▶ WRITTEN INSTRUCTION
Filter the records for lines holding the string "that".

Extracted records:
'''
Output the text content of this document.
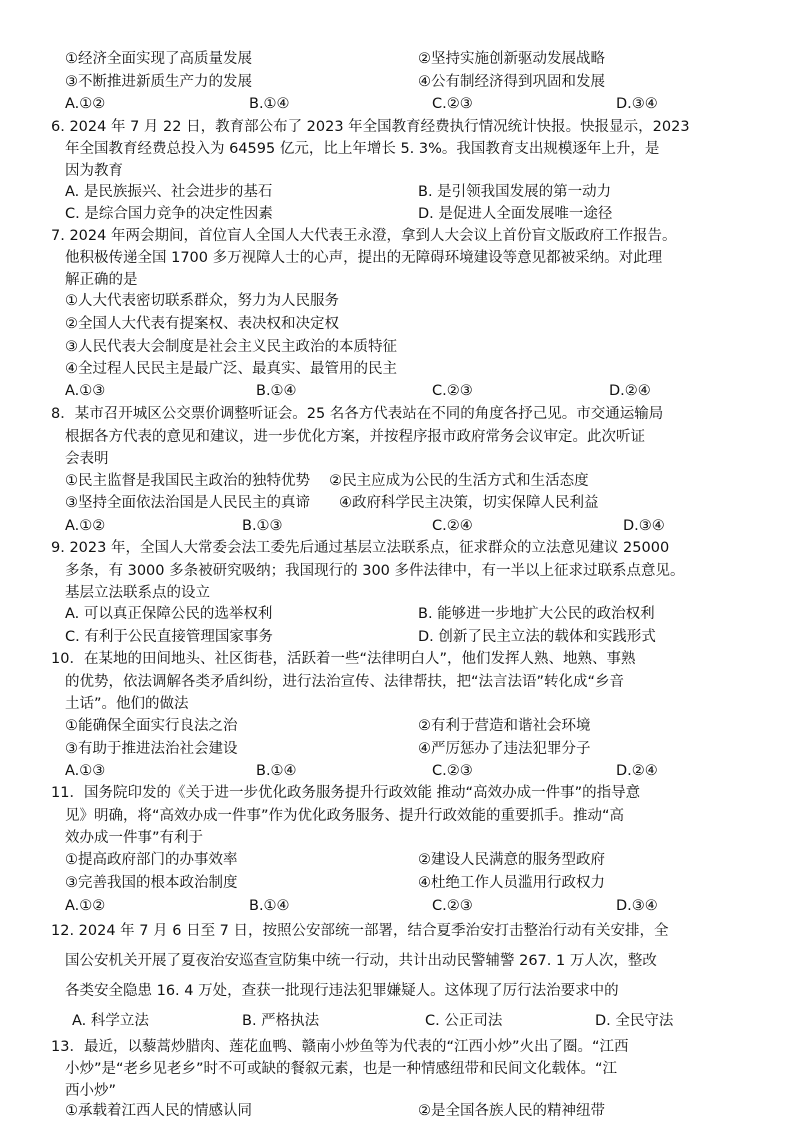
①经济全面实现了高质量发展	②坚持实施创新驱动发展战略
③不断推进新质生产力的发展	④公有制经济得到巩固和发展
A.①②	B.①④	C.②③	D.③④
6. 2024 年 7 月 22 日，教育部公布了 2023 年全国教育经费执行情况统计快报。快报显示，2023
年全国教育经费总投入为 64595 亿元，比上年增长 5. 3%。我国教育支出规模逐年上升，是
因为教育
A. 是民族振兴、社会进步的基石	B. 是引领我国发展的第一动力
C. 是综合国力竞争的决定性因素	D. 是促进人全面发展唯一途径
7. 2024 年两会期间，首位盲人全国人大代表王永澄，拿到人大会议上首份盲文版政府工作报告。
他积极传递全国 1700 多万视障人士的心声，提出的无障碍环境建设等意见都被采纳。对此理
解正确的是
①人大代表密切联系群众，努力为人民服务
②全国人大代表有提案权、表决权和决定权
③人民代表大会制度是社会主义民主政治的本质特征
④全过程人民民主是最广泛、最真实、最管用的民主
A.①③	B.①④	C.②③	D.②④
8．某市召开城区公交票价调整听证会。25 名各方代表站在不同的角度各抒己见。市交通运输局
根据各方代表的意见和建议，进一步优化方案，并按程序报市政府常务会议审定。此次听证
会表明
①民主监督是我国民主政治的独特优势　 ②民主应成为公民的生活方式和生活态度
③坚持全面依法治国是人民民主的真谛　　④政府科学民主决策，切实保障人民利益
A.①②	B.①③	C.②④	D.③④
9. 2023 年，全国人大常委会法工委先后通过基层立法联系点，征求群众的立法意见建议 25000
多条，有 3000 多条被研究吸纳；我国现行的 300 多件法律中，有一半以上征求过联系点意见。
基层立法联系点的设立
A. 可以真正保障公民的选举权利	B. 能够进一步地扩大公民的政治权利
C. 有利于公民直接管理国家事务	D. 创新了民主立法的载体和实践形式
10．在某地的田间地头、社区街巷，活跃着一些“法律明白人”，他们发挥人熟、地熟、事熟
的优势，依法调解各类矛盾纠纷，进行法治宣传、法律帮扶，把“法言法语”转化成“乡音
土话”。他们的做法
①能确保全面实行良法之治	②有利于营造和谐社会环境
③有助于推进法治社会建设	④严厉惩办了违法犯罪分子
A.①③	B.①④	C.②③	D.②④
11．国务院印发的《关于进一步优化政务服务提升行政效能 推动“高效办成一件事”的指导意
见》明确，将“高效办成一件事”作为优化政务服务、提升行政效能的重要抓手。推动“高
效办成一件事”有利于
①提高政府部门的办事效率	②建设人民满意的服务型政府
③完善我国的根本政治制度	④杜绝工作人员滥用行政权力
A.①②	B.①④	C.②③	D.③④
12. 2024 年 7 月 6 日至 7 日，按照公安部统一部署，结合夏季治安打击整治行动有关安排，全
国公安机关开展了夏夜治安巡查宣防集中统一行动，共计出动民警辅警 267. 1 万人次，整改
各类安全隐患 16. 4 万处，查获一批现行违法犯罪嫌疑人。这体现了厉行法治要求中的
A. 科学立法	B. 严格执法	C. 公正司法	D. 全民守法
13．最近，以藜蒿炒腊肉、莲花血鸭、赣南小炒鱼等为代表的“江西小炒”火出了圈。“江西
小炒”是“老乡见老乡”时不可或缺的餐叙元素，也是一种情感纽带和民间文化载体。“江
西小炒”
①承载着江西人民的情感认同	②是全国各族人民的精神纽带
'''
'''
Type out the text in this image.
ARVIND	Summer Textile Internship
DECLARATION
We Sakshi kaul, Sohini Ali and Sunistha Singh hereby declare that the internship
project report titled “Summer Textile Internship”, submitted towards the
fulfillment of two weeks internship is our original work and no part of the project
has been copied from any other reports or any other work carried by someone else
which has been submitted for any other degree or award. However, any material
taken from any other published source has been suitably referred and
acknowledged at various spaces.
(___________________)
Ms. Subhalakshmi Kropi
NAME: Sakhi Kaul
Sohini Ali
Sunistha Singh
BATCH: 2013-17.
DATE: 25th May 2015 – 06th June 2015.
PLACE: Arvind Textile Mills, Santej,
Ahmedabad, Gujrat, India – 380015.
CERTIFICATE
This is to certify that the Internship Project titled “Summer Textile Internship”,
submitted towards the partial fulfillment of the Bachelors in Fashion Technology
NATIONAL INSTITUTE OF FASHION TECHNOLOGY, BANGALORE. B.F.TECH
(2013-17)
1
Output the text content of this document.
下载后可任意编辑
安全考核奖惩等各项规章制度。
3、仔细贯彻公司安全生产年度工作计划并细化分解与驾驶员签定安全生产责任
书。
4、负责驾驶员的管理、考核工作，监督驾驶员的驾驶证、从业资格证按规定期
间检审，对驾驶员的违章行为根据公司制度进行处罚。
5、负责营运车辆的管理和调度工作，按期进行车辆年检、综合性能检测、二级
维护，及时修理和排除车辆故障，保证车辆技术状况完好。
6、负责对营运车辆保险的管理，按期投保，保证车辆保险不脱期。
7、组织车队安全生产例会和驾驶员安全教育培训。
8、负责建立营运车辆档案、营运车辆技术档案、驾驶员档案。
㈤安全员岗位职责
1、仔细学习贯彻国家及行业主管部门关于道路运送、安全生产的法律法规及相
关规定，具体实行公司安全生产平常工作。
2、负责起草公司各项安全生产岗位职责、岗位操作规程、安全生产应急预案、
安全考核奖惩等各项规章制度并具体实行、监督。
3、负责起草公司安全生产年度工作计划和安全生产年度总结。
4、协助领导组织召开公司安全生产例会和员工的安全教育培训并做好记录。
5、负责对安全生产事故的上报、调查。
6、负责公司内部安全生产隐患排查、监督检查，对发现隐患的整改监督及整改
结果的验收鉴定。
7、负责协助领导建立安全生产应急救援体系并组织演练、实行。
'''
'''
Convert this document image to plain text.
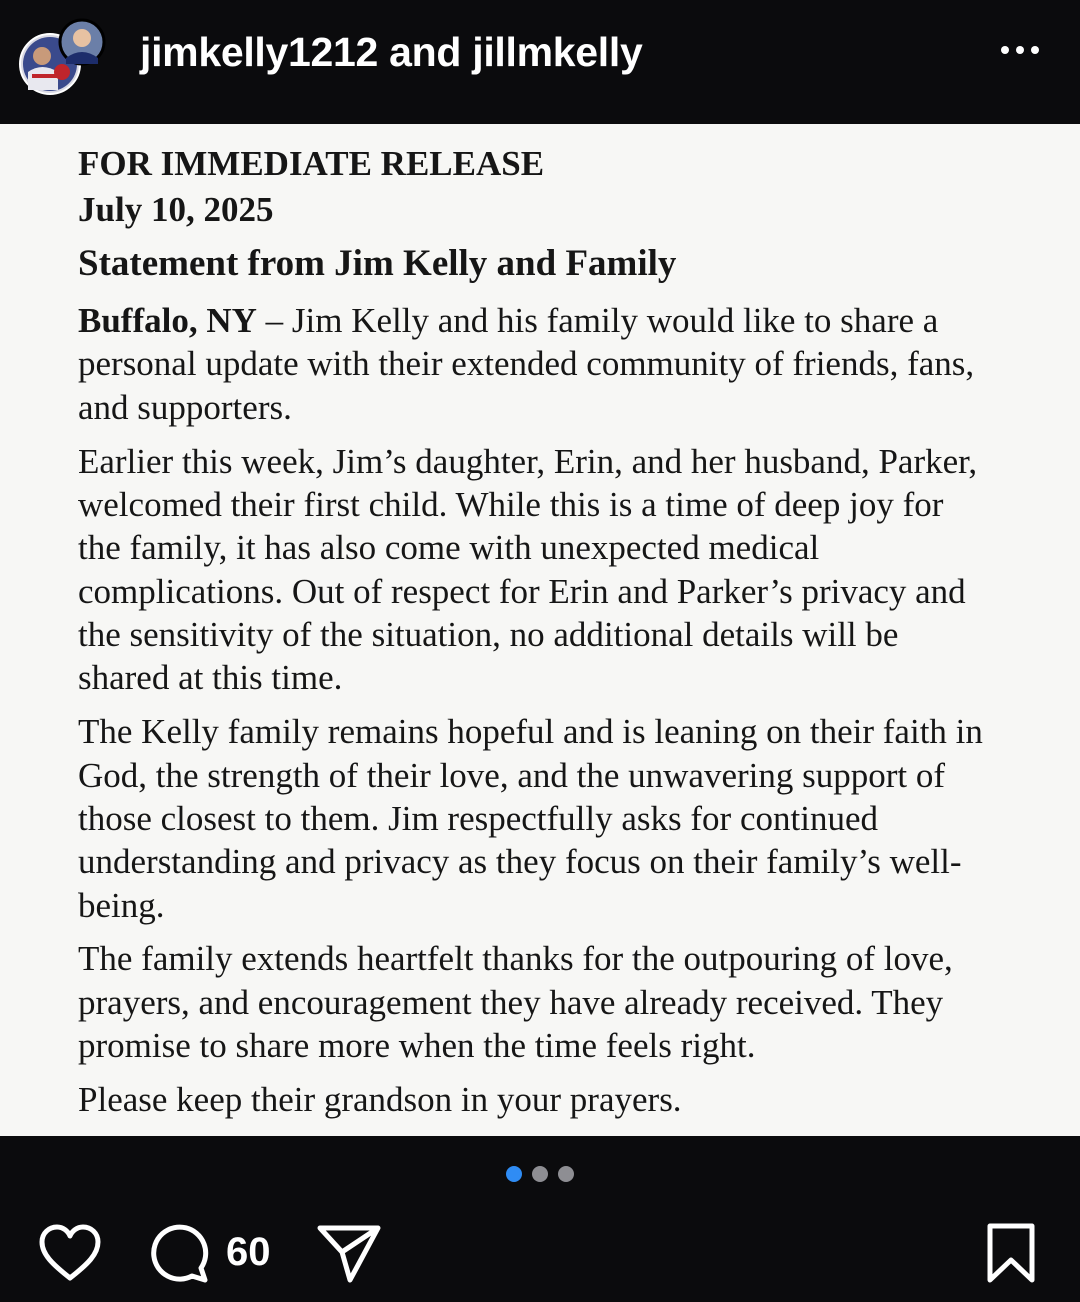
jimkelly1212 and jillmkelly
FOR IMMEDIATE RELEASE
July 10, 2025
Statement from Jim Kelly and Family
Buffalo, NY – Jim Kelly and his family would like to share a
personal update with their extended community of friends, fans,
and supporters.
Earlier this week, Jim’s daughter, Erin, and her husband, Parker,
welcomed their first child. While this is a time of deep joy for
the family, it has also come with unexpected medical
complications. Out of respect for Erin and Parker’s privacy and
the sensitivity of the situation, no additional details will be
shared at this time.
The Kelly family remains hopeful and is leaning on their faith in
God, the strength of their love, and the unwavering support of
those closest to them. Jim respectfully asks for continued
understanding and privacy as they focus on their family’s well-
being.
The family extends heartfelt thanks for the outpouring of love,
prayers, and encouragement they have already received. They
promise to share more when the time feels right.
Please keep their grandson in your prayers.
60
'''
▶ ANSWER TO THE TASK
We Sakshi kaul, Sohini Ali and Sunistha Singh hereby declare that the internship
This is to certify that the Internship Project titled “Summer Textile Internship”,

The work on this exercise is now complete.